Output all lines exactly.

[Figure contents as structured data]
**********

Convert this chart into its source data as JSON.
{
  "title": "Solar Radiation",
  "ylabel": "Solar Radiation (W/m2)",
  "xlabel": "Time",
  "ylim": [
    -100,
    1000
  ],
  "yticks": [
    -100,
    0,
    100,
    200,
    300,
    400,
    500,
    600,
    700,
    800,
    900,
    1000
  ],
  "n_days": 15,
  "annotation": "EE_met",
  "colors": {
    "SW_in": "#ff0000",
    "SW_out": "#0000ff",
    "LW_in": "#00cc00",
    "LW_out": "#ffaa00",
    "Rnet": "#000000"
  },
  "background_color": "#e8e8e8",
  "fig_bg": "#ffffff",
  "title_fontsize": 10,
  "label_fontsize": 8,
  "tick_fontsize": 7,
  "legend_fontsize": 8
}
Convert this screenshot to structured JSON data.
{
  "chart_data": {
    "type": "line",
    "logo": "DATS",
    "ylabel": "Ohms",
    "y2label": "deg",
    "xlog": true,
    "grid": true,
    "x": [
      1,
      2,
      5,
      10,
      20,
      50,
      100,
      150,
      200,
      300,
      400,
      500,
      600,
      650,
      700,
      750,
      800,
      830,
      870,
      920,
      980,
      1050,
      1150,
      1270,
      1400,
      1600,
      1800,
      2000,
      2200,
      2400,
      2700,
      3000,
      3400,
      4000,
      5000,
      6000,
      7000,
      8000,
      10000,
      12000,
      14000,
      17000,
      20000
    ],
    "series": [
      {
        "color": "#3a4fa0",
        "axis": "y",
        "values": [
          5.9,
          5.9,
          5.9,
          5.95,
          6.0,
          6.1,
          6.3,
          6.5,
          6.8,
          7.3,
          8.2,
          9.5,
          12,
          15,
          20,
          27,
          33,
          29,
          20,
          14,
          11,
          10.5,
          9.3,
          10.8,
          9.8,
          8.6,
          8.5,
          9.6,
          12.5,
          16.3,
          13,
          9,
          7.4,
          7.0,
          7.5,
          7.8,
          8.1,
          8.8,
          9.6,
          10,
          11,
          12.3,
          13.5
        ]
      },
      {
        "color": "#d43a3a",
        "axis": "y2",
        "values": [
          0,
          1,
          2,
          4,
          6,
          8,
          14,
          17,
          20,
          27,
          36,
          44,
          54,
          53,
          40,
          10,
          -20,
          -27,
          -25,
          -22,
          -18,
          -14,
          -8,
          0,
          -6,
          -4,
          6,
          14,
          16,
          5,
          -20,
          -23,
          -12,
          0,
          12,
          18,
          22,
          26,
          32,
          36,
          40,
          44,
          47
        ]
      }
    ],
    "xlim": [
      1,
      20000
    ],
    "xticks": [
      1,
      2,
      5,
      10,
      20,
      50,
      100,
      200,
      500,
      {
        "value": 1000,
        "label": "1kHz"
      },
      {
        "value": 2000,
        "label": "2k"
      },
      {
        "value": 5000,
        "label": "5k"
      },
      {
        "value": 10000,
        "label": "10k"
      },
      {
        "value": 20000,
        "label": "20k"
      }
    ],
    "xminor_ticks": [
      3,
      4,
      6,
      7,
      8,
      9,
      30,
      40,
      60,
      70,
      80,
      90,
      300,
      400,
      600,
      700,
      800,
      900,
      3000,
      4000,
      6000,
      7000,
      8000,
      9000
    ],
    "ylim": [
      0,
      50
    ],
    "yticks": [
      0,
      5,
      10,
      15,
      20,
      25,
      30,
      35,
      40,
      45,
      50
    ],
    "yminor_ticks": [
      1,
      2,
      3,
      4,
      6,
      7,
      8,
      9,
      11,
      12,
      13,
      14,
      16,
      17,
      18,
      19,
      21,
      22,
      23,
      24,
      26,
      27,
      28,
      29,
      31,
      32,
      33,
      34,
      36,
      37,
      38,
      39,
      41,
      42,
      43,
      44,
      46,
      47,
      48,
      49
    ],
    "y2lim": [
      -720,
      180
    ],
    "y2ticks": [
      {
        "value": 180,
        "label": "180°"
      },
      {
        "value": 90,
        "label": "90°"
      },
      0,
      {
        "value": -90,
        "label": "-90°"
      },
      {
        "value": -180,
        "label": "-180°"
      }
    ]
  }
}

**********

Complete answer:
Convert this chart into its source data as JSON.
{
  "title": "Solar Radiation",
  "ylabel": "Solar Radiation (W/m2)",
  "xlabel": "Time",
  "ylim": [
    -100,
    1000
  ],
  "yticks": [
    -100,
    0,
    100,
    200,
    300,
    400,
    500,
    600,
    700,
    800,
    900,
    1000
  ],
  "n_days": 15,
  "annotation": "EE_met",
  "colors": {
    "SW_in": "#ff0000",
    "SW_out": "#0000ff",
    "LW_in": "#00cc00",
    "LW_out": "#ffaa00",
    "Rnet": "#000000"
  },
  "background_color": "#e8e8e8",
  "fig_bg": "#ffffff",
  "title_fontsize": 10,
  "label_fontsize": 8,
  "tick_fontsize": 7,
  "legend_fontsize": 8
}
Convert this screenshot to structured JSON data.
{
  "chart_data": {
    "type": "line",
    "logo": "DATS",
    "ylabel": "Ohms",
    "y2label": "deg",
    "xlog": true,
    "grid": true,
    "x": [
      1,
      2,
      5,
      10,
      20,
      50,
      100,
      150,
      200,
      300,
      400,
      500,
      600,
      650,
      700,
      750,
      800,
      830,
      870,
      920,
      980,
      1050,
      1150,
      1270,
      1400,
      1600,
      1800,
      2000,
      2200,
      2400,
      2700,
      3000,
      3400,
      4000,
      5000,
      6000,
      7000,
      8000,
      10000,
      12000,
      14000,
      17000,
      20000
    ],
    "series": [
      {
        "color": "#3a4fa0",
        "axis": "y",
        "values": [
          5.9,
          5.9,
          5.9,
          5.95,
          6.0,
          6.1,
          6.3,
          6.5,
          6.8,
          7.3,
          8.2,
          9.5,
          12,
          15,
          20,
          27,
          33,
          29,
          20,
          14,
          11,
          10.5,
          9.3,
          10.8,
          9.8,
          8.6,
          8.5,
          9.6,
          12.5,
          16.3,
          13,
          9,
          7.4,
          7.0,
          7.5,
          7.8,
          8.1,
          8.8,
          9.6,
          10,
          11,
          12.3,
          13.5
        ]
      },
      {
        "color": "#d43a3a",
        "axis": "y2",
        "values": [
          0,
          1,
          2,
          4,
          6,
          8,
          14,
          17,
          20,
          27,
          36,
          44,
          54,
          53,
          40,
          10,
          -20,
          -27,
          -25,
          -22,
          -18,
          -14,
          -8,
          0,
          -6,
          -4,
          6,
          14,
          16,
          5,
          -20,
          -23,
          -12,
          0,
          12,
          18,
          22,
          26,
          32,
          36,
          40,
          44,
          47
        ]
      }
    ],
    "xlim": [
      1,
      20000
    ],
    "xticks": [
      1,
      2,
      5,
      10,
      20,
      50,
      100,
      200,
      500,
      {
        "value": 1000,
        "label": "1kHz"
      },
      {
        "value": 2000,
        "label": "2k"
      },
      {
        "value": 5000,
        "label": "5k"
      },
      {
        "value": 10000,
        "label": "10k"
      },
      {
        "value": 20000,
        "label": "20k"
      }
    ],
    "xminor_ticks": [
      3,
      4,
      6,
      7,
      8,
      9,
      30,
      40,
      60,
      70,
      80,
      90,
      300,
      400,
      600,
      700,
      800,
      900,
      3000,
      4000,
      6000,
      7000,
      8000,
      9000
    ],
    "ylim": [
      0,
      50
    ],
    "yticks": [
      0,
      5,
      10,
      15,
      20,
      25,
      30,
      35,
      40,
      45,
      50
    ],
    "yminor_ticks": [
      1,
      2,
      3,
      4,
      6,
      7,
      8,
      9,
      11,
      12,
      13,
      14,
      16,
      17,
      18,
      19,
      21,
      22,
      23,
      24,
      26,
      27,
      28,
      29,
      31,
      32,
      33,
      34,
      36,
      37,
      38,
      39,
      41,
      42,
      43,
      44,
      46,
      47,
      48,
      49
    ],
    "y2lim": [
      -720,
      180
    ],
    "y2ticks": [
      {
        "value": 180,
        "label": "180°"
      },
      {
        "value": 90,
        "label": "90°"
      },
      0,
      {
        "value": -90,
        "label": "-90°"
      },
      {
        "value": -180,
        "label": "-180°"
      }
    ]
  }
}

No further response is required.